- _What the task asks_
Please transcribe the data below exactly. Leave the pictures out.

- _Records supplied_
══════════════════════════════
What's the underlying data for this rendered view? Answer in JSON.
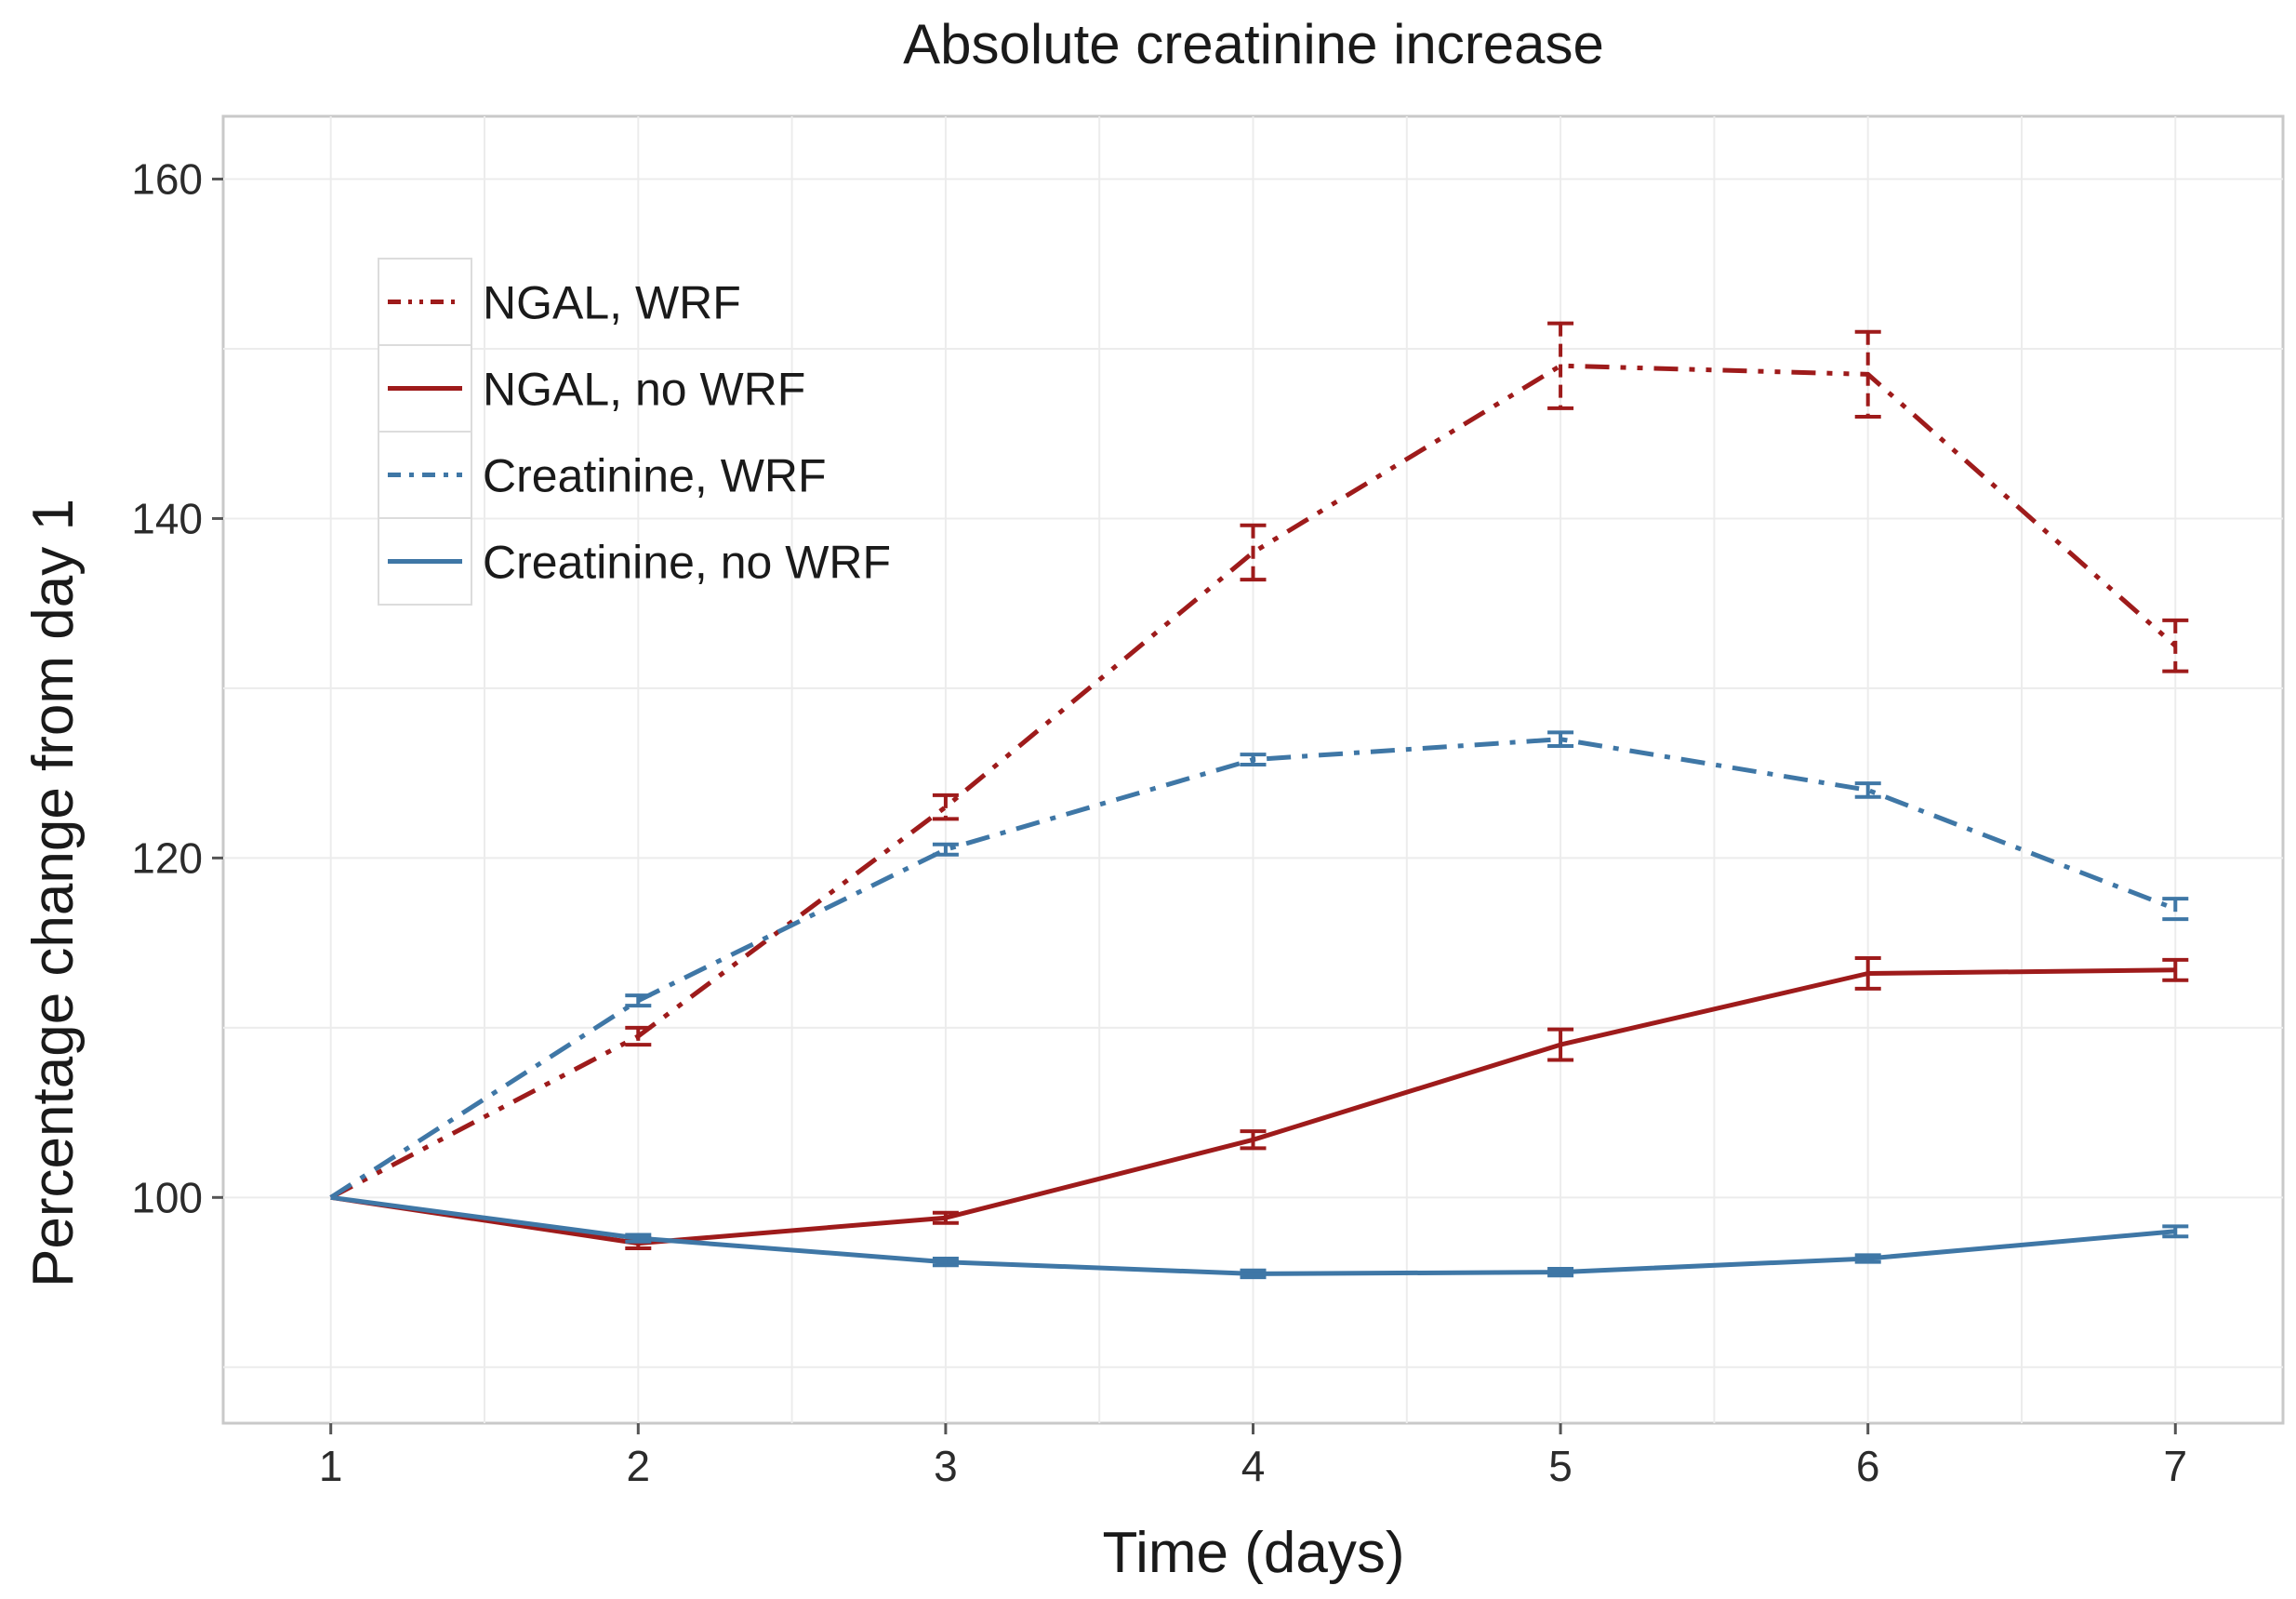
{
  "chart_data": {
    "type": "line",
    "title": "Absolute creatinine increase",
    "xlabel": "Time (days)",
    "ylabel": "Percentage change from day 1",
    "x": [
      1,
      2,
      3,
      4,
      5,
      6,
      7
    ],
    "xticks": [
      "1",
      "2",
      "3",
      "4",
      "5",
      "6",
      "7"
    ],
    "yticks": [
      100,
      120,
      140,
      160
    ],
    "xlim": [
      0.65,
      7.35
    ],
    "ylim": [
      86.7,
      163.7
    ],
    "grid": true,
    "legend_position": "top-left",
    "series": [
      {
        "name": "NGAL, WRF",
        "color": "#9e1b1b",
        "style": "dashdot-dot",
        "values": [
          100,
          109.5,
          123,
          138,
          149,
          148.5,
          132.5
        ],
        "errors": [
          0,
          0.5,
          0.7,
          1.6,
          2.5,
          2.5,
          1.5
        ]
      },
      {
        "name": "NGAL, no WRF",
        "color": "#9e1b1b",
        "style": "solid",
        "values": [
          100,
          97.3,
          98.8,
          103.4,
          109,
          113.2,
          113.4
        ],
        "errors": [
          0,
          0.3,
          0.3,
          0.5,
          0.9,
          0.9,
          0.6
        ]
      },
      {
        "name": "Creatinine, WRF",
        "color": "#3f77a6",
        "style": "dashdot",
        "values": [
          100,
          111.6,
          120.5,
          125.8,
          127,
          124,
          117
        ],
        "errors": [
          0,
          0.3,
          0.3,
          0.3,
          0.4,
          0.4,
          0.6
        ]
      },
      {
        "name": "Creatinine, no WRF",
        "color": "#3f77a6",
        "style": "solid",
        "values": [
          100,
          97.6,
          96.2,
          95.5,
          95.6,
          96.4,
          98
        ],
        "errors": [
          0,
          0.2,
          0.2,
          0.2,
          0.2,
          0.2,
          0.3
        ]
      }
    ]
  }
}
══════════════════════════════
- _The completed task_
What's the underlying data for this rendered view? Answer in JSON.
{
  "chart_data": {
    "type": "line",
    "title": "Absolute creatinine increase",
    "xlabel": "Time (days)",
    "ylabel": "Percentage change from day 1",
    "x": [
      1,
      2,
      3,
      4,
      5,
      6,
      7
    ],
    "xticks": [
      "1",
      "2",
      "3",
      "4",
      "5",
      "6",
      "7"
    ],
    "yticks": [
      100,
      120,
      140,
      160
    ],
    "xlim": [
      0.65,
      7.35
    ],
    "ylim": [
      86.7,
      163.7
    ],
    "grid": true,
    "legend_position": "top-left",
    "series": [
      {
        "name": "NGAL, WRF",
        "color": "#9e1b1b",
        "style": "dashdot-dot",
        "values": [
          100,
          109.5,
          123,
          138,
          149,
          148.5,
          132.5
        ],
        "errors": [
          0,
          0.5,
          0.7,
          1.6,
          2.5,
          2.5,
          1.5
        ]
      },
      {
        "name": "NGAL, no WRF",
        "color": "#9e1b1b",
        "style": "solid",
        "values": [
          100,
          97.3,
          98.8,
          103.4,
          109,
          113.2,
          113.4
        ],
        "errors": [
          0,
          0.3,
          0.3,
          0.5,
          0.9,
          0.9,
          0.6
        ]
      },
      {
        "name": "Creatinine, WRF",
        "color": "#3f77a6",
        "style": "dashdot",
        "values": [
          100,
          111.6,
          120.5,
          125.8,
          127,
          124,
          117
        ],
        "errors": [
          0,
          0.3,
          0.3,
          0.3,
          0.4,
          0.4,
          0.6
        ]
      },
      {
        "name": "Creatinine, no WRF",
        "color": "#3f77a6",
        "style": "solid",
        "values": [
          100,
          97.6,
          96.2,
          95.5,
          95.6,
          96.4,
          98
        ],
        "errors": [
          0,
          0.2,
          0.2,
          0.2,
          0.2,
          0.2,
          0.3
        ]
      }
    ]
  }
}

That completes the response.